## start DATA SECTION
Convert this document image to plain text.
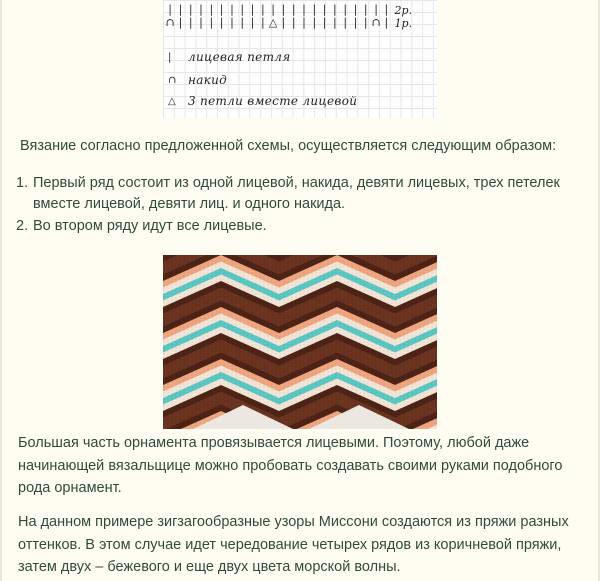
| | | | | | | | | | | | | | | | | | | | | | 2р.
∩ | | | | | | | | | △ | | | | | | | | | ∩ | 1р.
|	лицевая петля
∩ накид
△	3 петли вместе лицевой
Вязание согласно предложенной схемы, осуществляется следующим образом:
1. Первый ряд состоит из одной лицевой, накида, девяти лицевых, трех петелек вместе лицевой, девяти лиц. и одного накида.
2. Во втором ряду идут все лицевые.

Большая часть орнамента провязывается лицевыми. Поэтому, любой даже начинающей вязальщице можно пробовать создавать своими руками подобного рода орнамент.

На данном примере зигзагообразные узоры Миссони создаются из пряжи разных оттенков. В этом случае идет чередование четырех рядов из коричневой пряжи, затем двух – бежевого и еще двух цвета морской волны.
## end DATA SECTION
Return the listing above unchanged, apart from dropping its pictures.

FULL RESPONSE:
Convert this document image to plain text.
| | | | | | | | | | | | | | | | | | | | | | 2р.
∩ | | | | | | | | | △ | | | | | | | | | ∩ | 1р.
|	лицевая петля
∩ накид
△	3 петли вместе лицевой
Вязание согласно предложенной схемы, осуществляется следующим образом:
1. Первый ряд состоит из одной лицевой, накида, девяти лицевых, трех петелек вместе лицевой, девяти лиц. и одного накида.
2. Во втором ряду идут все лицевые.

Большая часть орнамента провязывается лицевыми. Поэтому, любой даже начинающей вязальщице можно пробовать создавать своими руками подобного рода орнамент.

На данном примере зигзагообразные узоры Миссони создаются из пряжи разных оттенков. В этом случае идет чередование четырех рядов из коричневой пряжи, затем двух – бежевого и еще двух цвета морской волны.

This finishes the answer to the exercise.